[Collected data]
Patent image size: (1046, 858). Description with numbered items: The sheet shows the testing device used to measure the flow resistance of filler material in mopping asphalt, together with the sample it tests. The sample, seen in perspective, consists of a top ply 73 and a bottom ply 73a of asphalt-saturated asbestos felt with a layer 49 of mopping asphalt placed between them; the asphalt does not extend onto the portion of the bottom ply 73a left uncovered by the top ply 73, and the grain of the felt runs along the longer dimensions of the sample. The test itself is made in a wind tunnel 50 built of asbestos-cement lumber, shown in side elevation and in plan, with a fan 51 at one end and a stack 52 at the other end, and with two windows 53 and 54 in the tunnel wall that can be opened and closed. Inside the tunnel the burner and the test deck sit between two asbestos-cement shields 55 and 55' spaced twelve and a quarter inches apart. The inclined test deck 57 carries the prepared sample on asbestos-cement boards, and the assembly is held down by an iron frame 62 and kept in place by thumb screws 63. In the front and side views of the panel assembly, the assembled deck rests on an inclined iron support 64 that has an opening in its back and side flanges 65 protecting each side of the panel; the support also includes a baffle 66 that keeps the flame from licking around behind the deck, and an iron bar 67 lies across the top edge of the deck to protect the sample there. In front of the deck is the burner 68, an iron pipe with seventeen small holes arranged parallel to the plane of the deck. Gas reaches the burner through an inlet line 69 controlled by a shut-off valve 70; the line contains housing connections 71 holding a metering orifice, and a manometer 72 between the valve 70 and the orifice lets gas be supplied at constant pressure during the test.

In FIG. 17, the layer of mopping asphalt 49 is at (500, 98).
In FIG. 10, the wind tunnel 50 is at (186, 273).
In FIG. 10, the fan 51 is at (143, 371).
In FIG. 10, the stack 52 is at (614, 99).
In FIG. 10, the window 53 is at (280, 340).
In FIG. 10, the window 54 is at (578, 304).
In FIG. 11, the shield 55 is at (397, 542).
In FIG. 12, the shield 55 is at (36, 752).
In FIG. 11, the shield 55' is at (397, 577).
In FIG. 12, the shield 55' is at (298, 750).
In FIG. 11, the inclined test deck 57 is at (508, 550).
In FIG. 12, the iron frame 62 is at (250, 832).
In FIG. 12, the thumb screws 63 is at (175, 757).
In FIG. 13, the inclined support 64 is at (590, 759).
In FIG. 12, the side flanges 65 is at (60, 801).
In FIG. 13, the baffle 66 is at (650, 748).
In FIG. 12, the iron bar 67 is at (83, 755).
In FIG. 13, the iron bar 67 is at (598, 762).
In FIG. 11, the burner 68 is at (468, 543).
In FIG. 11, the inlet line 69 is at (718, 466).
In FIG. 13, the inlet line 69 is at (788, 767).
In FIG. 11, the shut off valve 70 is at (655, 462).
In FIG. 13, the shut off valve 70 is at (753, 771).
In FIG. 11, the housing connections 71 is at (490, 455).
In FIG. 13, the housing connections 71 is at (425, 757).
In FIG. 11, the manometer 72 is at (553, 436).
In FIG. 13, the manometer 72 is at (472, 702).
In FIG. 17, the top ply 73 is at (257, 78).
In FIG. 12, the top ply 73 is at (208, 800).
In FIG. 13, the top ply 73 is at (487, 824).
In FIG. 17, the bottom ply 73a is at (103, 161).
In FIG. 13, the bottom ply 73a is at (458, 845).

## [Directions for this task]
Duplicate every line of the items above without any changes.

## [Reply to the exercise]
Patent image size: (1046, 858). Description with numbered items: The sheet shows the testing device used to measure the flow resistance of filler material in mopping asphalt, together with the sample it tests. The sample, seen in perspective, consists of a top ply 73 and a bottom ply 73a of asphalt-saturated asbestos felt with a layer 49 of mopping asphalt placed between them; the asphalt does not extend onto the portion of the bottom ply 73a left uncovered by the top ply 73, and the grain of the felt runs along the longer dimensions of the sample. The test itself is made in a wind tunnel 50 built of asbestos-cement lumber, shown in side elevation and in plan, with a fan 51 at one end and a stack 52 at the other end, and with two windows 53 and 54 in the tunnel wall that can be opened and closed. Inside the tunnel the burner and the test deck sit between two asbestos-cement shields 55 and 55' spaced twelve and a quarter inches apart. The inclined test deck 57 carries the prepared sample on asbestos-cement boards, and the assembly is held down by an iron frame 62 and kept in place by thumb screws 63. In the front and side views of the panel assembly, the assembled deck rests on an inclined iron support 64 that has an opening in its back and side flanges 65 protecting each side of the panel; the support also includes a baffle 66 that keeps the flame from licking around behind the deck, and an iron bar 67 lies across the top edge of the deck to protect the sample there. In front of the deck is the burner 68, an iron pipe with seventeen small holes arranged parallel to the plane of the deck. Gas reaches the burner through an inlet line 69 controlled by a shut-off valve 70; the line contains housing connections 71 holding a metering orifice, and a manometer 72 between the valve 70 and the orifice lets gas be supplied at constant pressure during the test.

In FIG. 17, the layer of mopping asphalt 49 is at (500, 98).
In FIG. 10, the wind tunnel 50 is at (186, 273).
In FIG. 10, the fan 51 is at (143, 371).
In FIG. 10, the stack 52 is at (614, 99).
In FIG. 10, the window 53 is at (280, 340).
In FIG. 10, the window 54 is at (578, 304).
In FIG. 11, the shield 55 is at (397, 542).
In FIG. 12, the shield 55 is at (36, 752).
In FIG. 11, the shield 55' is at (397, 577).
In FIG. 12, the shield 55' is at (298, 750).
In FIG. 11, the inclined test deck 57 is at (508, 550).
In FIG. 12, the iron frame 62 is at (250, 832).
In FIG. 12, the thumb screws 63 is at (175, 757).
In FIG. 13, the inclined support 64 is at (590, 759).
In FIG. 12, the side flanges 65 is at (60, 801).
In FIG. 13, the baffle 66 is at (650, 748).
In FIG. 12, the iron bar 67 is at (83, 755).
In FIG. 13, the iron bar 67 is at (598, 762).
In FIG. 11, the burner 68 is at (468, 543).
In FIG. 11, the inlet line 69 is at (718, 466).
In FIG. 13, the inlet line 69 is at (788, 767).
In FIG. 11, the shut off valve 70 is at (655, 462).
In FIG. 13, the shut off valve 70 is at (753, 771).
In FIG. 11, the housing connections 71 is at (490, 455).
In FIG. 13, the housing connections 71 is at (425, 757).
In FIG. 11, the manometer 72 is at (553, 436).
In FIG. 13, the manometer 72 is at (472, 702).
In FIG. 17, the top ply 73 is at (257, 78).
In FIG. 12, the top ply 73 is at (208, 800).
In FIG. 13, the top ply 73 is at (487, 824).
In FIG. 17, the bottom ply 73a is at (103, 161).
In FIG. 13, the bottom ply 73a is at (458, 845).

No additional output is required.